* [STATED GOAL]
Repeat the material below word for word and leave out all pictures.

Dataset records:
-- BEGIN --

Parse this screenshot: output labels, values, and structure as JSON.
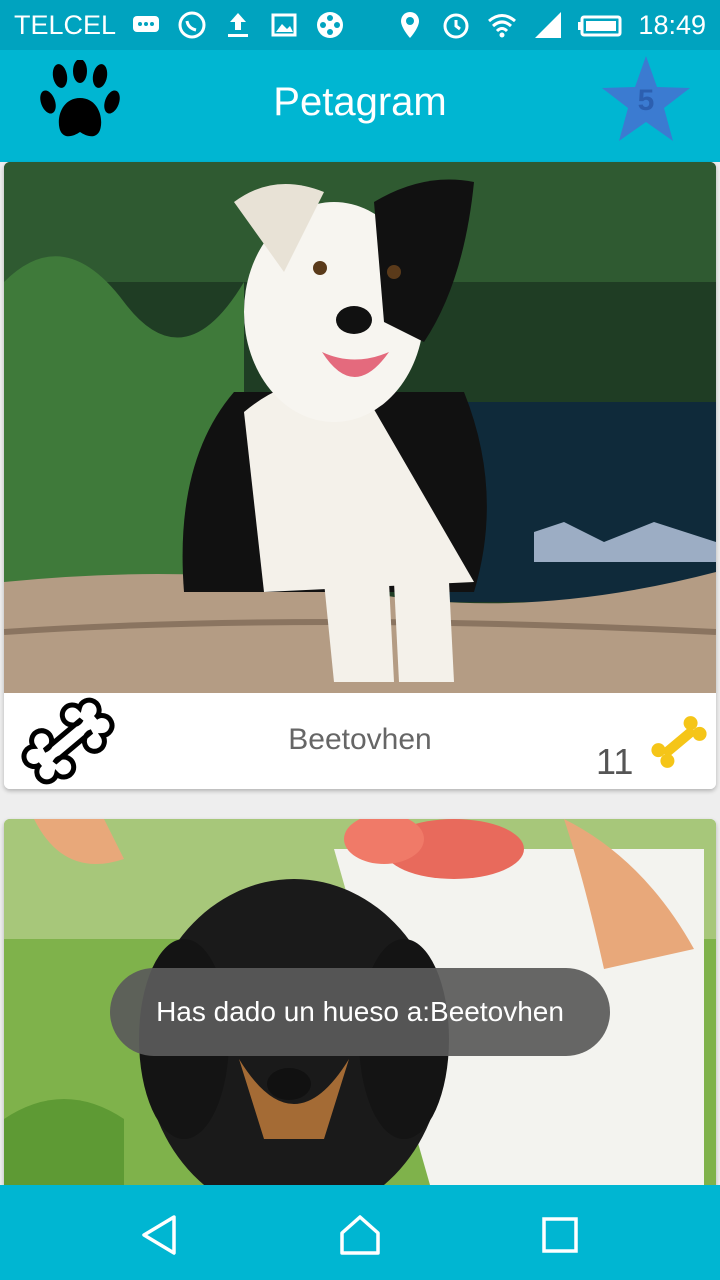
{
  "status_bar": {
    "carrier": "TELCEL",
    "time": "18:49",
    "icons": [
      "message-icon",
      "whatsapp-icon",
      "upload-icon",
      "image-icon",
      "film-icon",
      "location-icon",
      "alarm-icon",
      "wifi-icon",
      "signal-icon",
      "battery-icon"
    ]
  },
  "app_bar": {
    "title": "Petagram",
    "favorites_count": "5",
    "paw_icon": "paw-icon",
    "star_icon": "star-icon"
  },
  "pets": [
    {
      "name": "Beetovhen",
      "likes": "11",
      "photo": "border-collie-photo"
    },
    {
      "name": "",
      "likes": "",
      "photo": "dachshund-photo"
    }
  ],
  "toast": {
    "message": "Has dado un hueso a:Beetovhen"
  },
  "nav_bar": {
    "buttons": [
      "back-icon",
      "home-icon",
      "recent-apps-icon"
    ]
  },
  "colors": {
    "status_bar": "#00a3bf",
    "app_bar": "#00b6d2",
    "star": "#3b7bd1",
    "bone_gold": "#f5c518"
  }
}
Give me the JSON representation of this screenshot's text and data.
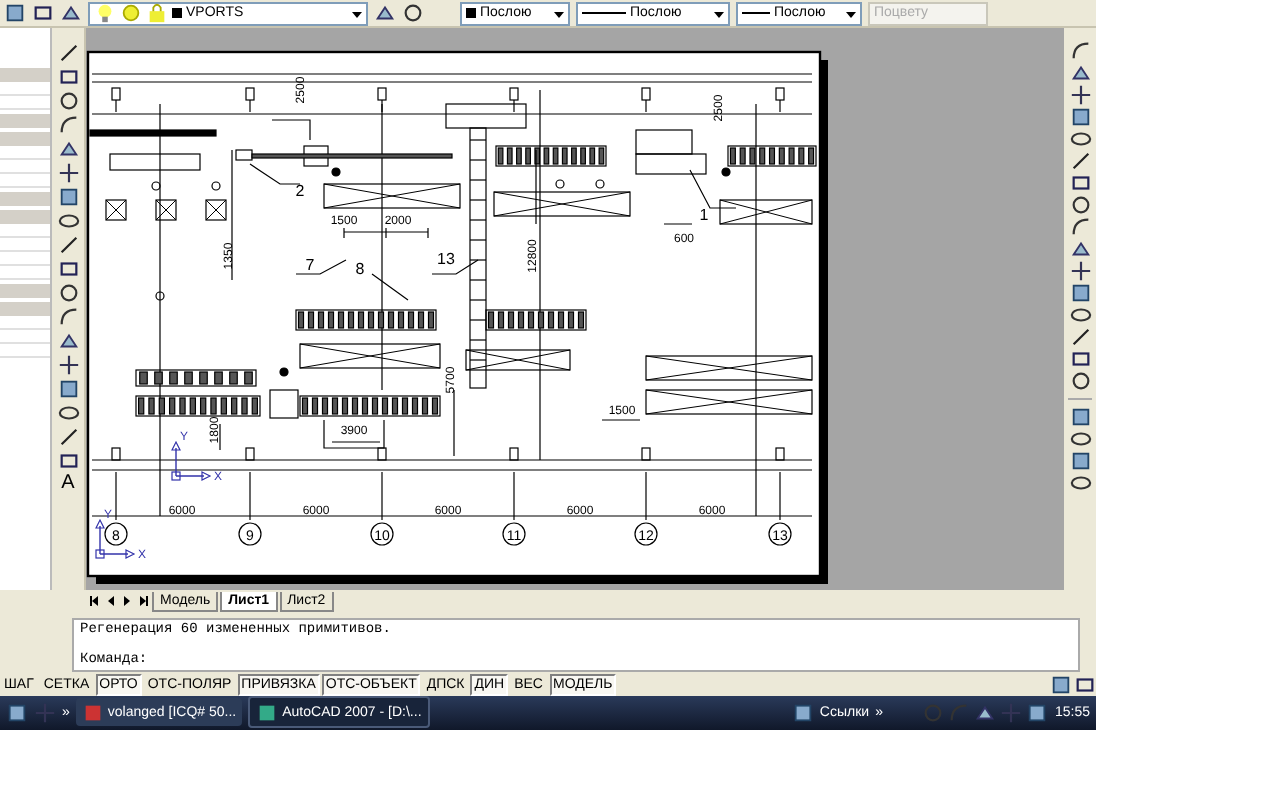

-- END --

* [TASK SOLUTION]
Parse this screenshot: output labels, values, and structure as JSON.
{
  "status_bar": {
    "carrier": "TELCEL",
    "time": "18:49",
    "icons": [
      "message-icon",
      "whatsapp-icon",
      "upload-icon",
      "image-icon",
      "film-icon",
      "location-icon",
      "alarm-icon",
      "wifi-icon",
      "signal-icon",
      "battery-icon"
    ]
  },
  "app_bar": {
    "title": "Petagram",
    "favorites_count": "5",
    "paw_icon": "paw-icon",
    "star_icon": "star-icon"
  },
  "pets": [
    {
      "name": "Beetovhen",
      "likes": "11",
      "photo": "border-collie-photo"
    },
    {
      "name": "",
      "likes": "",
      "photo": "dachshund-photo"
    }
  ],
  "toast": {
    "message": "Has dado un hueso a:Beetovhen"
  },
  "nav_bar": {
    "buttons": [
      "back-icon",
      "home-icon",
      "recent-apps-icon"
    ]
  },
  "colors": {
    "status_bar": "#00a3bf",
    "app_bar": "#00b6d2",
    "star": "#3b7bd1",
    "bone_gold": "#f5c518"
  }
}
Give me the JSON representation of this screenshot's text and data.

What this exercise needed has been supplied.